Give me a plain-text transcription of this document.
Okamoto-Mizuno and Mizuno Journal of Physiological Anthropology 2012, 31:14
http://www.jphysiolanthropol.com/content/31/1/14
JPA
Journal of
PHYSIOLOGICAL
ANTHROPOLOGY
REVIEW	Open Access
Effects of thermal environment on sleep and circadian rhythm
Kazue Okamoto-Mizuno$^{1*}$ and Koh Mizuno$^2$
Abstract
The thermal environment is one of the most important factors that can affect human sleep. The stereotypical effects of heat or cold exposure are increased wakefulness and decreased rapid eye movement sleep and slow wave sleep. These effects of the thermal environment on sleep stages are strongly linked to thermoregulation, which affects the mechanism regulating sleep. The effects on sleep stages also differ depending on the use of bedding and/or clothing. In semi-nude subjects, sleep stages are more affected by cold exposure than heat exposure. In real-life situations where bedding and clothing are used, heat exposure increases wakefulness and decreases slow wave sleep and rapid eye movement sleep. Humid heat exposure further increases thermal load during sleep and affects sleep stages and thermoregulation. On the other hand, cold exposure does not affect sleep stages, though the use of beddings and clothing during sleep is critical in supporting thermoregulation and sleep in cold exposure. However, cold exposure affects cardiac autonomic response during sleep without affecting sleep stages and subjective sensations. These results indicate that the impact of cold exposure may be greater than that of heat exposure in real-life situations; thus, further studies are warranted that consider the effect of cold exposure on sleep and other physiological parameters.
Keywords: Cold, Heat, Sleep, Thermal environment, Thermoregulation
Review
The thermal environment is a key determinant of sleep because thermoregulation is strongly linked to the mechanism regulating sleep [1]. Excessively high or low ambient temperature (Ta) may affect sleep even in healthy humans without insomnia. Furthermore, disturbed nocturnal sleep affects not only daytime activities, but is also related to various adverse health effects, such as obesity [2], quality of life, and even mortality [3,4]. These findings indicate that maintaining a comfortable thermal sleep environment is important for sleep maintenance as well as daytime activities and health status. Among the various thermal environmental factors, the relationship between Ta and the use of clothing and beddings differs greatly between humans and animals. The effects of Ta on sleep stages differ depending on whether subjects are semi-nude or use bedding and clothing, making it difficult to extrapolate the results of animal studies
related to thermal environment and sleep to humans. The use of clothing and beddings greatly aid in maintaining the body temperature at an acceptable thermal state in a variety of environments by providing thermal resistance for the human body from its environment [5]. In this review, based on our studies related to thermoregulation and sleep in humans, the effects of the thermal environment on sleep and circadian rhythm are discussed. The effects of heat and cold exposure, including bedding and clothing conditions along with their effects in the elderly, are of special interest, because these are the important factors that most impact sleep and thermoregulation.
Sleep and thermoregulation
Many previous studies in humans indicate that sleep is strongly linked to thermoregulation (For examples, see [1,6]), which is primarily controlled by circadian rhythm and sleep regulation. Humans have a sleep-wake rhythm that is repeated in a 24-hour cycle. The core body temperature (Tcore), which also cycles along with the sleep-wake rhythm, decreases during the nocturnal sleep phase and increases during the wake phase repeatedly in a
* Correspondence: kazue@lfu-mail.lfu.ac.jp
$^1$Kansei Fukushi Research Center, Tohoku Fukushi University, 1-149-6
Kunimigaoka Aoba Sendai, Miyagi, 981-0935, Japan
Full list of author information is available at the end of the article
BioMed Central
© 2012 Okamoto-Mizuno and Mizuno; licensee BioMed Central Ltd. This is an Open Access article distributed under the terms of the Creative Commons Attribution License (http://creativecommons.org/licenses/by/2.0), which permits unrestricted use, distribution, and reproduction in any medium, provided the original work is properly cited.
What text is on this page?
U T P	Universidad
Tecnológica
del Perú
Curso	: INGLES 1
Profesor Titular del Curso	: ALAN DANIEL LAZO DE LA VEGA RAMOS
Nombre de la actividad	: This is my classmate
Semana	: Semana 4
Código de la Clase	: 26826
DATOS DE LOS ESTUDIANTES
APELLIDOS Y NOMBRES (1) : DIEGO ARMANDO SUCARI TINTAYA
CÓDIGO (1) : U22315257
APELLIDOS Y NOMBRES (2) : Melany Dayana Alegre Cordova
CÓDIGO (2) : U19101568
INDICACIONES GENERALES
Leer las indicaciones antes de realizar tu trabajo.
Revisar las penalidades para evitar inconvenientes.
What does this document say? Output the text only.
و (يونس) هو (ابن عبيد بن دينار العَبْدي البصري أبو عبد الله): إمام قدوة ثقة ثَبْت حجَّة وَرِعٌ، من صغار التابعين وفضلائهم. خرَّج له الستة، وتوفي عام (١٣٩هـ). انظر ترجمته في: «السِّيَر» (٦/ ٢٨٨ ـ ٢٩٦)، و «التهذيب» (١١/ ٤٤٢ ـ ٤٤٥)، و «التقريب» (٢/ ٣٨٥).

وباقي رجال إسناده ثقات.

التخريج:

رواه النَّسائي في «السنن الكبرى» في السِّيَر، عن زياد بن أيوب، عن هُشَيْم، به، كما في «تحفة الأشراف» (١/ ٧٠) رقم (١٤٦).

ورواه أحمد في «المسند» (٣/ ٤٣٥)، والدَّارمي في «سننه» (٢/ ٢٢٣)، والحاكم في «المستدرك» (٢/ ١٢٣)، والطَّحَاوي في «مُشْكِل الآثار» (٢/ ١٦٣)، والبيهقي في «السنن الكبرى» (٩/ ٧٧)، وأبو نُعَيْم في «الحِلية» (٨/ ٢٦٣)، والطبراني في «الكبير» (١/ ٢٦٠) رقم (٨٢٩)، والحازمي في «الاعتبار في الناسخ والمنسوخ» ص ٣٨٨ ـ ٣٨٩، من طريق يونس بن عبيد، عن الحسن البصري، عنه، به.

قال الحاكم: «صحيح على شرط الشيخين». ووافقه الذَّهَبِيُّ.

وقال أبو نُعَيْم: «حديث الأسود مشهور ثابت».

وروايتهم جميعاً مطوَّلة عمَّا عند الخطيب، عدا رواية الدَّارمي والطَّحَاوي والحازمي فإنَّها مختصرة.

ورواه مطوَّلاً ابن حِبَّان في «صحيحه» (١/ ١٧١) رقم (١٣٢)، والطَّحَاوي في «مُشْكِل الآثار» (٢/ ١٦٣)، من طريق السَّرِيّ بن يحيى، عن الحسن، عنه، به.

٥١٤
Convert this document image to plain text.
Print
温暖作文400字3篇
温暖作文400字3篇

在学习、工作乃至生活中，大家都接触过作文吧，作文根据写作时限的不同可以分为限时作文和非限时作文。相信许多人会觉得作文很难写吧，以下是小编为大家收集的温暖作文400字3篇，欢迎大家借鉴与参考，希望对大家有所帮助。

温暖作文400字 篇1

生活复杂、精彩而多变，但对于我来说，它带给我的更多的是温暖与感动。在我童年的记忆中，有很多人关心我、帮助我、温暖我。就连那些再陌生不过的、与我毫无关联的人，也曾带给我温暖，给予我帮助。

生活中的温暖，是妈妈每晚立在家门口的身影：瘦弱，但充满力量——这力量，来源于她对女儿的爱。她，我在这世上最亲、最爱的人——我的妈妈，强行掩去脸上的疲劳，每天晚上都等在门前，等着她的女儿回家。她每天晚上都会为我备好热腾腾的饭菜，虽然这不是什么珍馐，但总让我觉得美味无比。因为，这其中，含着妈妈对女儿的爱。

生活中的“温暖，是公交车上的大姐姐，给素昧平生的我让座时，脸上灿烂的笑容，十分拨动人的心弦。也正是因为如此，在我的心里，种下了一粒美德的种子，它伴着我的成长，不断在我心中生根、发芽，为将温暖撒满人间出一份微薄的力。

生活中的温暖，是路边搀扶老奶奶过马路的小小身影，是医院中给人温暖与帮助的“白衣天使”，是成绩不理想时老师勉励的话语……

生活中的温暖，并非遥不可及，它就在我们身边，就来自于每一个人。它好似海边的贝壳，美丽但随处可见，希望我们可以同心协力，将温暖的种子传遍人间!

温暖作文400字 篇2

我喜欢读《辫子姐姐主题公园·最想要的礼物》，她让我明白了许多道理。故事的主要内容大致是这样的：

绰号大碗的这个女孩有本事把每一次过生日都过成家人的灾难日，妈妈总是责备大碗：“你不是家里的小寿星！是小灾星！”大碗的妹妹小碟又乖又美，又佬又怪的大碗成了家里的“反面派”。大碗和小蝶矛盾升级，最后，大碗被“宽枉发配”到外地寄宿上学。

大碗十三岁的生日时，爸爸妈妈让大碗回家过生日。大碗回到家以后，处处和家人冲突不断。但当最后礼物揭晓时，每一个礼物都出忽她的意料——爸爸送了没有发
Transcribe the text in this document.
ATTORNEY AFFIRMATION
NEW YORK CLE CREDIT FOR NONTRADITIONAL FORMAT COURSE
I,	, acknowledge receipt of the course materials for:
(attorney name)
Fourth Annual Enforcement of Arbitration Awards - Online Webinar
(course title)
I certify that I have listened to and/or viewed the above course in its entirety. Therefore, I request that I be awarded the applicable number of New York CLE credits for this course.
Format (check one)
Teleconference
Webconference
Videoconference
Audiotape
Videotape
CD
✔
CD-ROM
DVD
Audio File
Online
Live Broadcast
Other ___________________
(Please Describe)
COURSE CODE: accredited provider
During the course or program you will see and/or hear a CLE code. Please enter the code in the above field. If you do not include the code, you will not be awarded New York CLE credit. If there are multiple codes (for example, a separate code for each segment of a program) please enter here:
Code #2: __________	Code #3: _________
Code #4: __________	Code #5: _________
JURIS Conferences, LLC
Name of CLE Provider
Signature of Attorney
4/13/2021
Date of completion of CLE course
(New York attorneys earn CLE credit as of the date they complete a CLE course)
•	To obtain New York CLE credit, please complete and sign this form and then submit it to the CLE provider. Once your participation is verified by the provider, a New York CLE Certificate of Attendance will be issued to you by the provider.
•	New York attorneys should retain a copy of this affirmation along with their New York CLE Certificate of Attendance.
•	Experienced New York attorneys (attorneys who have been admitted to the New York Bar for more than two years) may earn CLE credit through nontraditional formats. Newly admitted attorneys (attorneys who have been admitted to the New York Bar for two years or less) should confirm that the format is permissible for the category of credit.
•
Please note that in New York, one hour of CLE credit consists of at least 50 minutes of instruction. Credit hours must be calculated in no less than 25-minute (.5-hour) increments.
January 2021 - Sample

### Exercise prompt
Copy out every line holding the string "Certificate".

### Exercise output
•	To obtain New York CLE credit, please complete and sign this form and then submit it to the CLE provider. Once your participation is verified by the provider, a New York CLE Certificate of Attendance will be issued to you by the provider.
•	New York attorneys should retain a copy of this affirmation along with their New York CLE Certificate of Attendance.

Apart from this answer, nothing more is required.